[BEGIN INPUT DATA]

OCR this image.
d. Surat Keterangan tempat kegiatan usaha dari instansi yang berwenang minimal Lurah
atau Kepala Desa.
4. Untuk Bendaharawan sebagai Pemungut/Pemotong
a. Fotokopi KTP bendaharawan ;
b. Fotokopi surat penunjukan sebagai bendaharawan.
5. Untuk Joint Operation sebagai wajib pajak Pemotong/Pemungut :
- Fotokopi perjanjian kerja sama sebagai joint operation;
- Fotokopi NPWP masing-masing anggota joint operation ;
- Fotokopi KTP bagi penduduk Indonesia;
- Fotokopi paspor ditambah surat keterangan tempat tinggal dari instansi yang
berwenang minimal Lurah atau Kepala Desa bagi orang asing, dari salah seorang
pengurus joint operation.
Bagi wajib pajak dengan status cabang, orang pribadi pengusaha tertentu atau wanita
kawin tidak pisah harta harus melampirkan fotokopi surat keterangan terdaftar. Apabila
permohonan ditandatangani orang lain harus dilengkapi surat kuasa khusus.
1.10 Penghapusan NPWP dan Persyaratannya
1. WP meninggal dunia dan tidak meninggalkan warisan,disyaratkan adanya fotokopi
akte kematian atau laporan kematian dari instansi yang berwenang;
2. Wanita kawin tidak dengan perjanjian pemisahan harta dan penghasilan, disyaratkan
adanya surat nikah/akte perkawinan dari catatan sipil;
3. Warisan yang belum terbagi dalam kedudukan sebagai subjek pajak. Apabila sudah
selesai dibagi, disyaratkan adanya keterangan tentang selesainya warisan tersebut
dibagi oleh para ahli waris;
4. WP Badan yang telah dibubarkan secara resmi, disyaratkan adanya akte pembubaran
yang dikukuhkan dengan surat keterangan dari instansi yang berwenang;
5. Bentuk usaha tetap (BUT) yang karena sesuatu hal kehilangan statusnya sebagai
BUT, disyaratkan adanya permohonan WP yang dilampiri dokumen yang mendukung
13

[END INPUT DATA]

(YOUR OBJECTIVE): Gather all lines with the string "disyaratkan" from the data.

(FULL ANSWER):
1. WP meninggal dunia dan tidak meninggalkan warisan,disyaratkan adanya fotokopi
2. Wanita kawin tidak dengan perjanjian pemisahan harta dan penghasilan, disyaratkan
selesai dibagi, disyaratkan adanya keterangan tentang selesainya warisan tersebut
4. WP Badan yang telah dibubarkan secara resmi, disyaratkan adanya akte pembubaran
BUT, disyaratkan adanya permohonan WP yang dilampiri dokumen yang mendukung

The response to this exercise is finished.